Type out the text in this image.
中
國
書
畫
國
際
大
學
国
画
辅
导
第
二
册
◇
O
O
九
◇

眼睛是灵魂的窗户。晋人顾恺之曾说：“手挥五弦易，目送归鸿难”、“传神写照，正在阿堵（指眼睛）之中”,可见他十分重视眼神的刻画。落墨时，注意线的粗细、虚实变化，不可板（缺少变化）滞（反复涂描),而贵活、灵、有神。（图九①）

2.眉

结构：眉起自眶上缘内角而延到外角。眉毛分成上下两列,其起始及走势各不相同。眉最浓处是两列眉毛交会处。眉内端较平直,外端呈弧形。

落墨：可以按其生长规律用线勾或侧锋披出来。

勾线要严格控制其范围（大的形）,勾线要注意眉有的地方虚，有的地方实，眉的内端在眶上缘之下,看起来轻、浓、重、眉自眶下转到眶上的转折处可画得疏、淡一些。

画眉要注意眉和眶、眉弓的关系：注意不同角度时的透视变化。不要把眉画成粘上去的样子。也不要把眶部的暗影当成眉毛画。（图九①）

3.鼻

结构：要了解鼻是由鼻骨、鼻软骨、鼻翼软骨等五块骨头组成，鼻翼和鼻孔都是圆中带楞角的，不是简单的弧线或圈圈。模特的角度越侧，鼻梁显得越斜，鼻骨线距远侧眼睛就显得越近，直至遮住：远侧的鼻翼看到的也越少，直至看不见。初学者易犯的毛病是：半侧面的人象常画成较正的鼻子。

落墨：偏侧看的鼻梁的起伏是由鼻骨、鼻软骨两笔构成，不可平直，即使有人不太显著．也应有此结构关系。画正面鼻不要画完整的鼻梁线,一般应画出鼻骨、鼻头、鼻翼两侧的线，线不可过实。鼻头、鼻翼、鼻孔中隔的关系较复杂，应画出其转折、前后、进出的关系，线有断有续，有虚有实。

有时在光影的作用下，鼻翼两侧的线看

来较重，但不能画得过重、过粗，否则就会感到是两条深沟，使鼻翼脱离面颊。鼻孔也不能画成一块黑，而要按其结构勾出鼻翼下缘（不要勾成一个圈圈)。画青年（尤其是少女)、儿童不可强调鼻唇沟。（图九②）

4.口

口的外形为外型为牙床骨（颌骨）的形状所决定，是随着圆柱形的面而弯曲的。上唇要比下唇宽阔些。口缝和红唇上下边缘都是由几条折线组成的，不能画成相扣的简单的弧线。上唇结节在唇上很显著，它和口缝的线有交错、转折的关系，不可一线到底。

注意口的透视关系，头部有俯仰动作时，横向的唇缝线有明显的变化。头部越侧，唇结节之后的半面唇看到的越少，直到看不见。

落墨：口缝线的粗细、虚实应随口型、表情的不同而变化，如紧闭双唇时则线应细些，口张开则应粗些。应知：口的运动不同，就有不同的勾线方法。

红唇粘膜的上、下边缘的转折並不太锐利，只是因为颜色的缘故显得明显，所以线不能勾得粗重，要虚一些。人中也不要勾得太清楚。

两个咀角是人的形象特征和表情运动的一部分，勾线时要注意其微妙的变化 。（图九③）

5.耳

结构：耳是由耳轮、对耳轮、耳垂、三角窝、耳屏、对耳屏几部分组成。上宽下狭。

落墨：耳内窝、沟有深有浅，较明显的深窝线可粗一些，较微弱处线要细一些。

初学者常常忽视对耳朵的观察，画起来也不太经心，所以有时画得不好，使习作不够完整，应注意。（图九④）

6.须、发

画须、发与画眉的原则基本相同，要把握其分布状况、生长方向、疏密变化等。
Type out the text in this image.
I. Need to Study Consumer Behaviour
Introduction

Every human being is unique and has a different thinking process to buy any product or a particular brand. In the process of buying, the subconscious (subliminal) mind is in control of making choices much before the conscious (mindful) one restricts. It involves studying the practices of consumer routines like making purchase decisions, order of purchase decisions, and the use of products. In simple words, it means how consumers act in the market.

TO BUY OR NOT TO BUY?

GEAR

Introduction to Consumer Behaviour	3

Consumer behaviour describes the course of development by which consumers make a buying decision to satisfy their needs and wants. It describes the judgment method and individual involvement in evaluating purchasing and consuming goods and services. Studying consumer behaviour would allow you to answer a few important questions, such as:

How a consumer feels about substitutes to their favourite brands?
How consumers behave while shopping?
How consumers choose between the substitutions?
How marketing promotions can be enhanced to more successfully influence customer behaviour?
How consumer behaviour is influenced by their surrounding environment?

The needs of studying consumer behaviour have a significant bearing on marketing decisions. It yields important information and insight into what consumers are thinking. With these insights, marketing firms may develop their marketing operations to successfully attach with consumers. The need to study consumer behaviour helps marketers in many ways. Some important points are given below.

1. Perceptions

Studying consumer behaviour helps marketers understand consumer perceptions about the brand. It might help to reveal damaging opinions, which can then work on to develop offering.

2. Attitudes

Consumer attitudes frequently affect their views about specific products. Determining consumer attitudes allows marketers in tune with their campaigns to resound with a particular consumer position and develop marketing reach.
---
#### The task:
Within the listing above, find every line containing the string "Introduction" and return it.

#### Result of the task:
Introduction
Introduction to Consumer Behaviour	3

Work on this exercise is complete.